What is being asked » Copy every line that mentions the word "this".

Data entries »

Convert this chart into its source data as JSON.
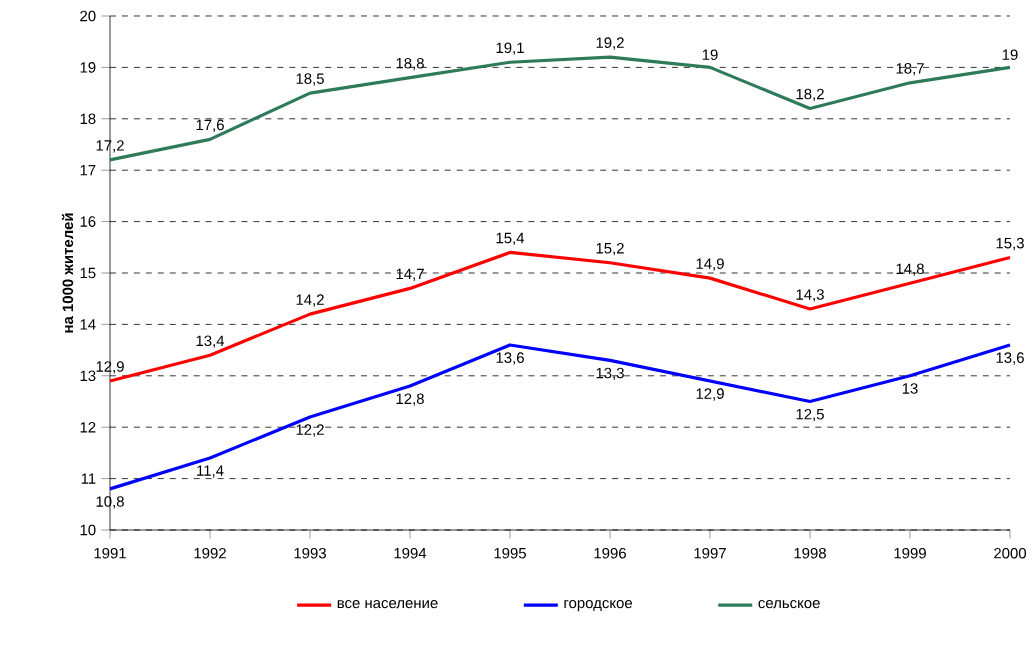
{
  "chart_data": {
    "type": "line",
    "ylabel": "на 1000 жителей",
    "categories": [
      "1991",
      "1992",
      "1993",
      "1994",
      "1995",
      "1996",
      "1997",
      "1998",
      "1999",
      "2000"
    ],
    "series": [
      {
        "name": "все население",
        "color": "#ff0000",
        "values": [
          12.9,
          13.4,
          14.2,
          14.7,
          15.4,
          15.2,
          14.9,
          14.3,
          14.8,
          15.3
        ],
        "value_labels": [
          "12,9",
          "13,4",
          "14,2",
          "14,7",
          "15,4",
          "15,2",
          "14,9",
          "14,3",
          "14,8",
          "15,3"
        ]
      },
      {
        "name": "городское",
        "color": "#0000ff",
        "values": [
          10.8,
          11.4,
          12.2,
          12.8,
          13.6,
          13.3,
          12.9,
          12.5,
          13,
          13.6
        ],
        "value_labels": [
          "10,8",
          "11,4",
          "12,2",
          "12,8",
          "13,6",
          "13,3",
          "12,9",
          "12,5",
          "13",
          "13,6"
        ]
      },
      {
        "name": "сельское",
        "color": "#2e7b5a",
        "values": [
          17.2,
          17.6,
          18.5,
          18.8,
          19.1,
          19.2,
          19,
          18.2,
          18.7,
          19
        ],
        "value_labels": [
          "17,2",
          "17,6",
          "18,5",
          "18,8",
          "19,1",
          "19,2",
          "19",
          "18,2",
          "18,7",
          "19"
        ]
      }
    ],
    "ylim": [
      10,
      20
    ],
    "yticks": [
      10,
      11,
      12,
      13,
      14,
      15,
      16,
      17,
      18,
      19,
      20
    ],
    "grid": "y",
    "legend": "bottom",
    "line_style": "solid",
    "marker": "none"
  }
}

* * *

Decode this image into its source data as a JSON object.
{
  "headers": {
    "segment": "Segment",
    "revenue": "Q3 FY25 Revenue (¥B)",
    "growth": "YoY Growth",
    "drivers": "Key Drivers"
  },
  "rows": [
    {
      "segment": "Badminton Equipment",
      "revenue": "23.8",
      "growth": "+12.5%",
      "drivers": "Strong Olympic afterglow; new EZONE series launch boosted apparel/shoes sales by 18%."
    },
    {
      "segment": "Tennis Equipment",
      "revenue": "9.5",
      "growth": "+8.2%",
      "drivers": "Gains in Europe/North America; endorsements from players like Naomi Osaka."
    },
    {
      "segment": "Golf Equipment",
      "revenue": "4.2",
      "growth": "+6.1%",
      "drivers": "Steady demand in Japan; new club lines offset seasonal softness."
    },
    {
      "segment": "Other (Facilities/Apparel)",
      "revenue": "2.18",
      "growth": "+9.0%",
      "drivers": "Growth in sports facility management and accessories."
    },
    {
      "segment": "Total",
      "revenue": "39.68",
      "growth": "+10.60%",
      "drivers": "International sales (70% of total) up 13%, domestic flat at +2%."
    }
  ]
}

Solution to the exercise »
Convert this chart into its source data as JSON.
Decode this image into its source data as a JSON object.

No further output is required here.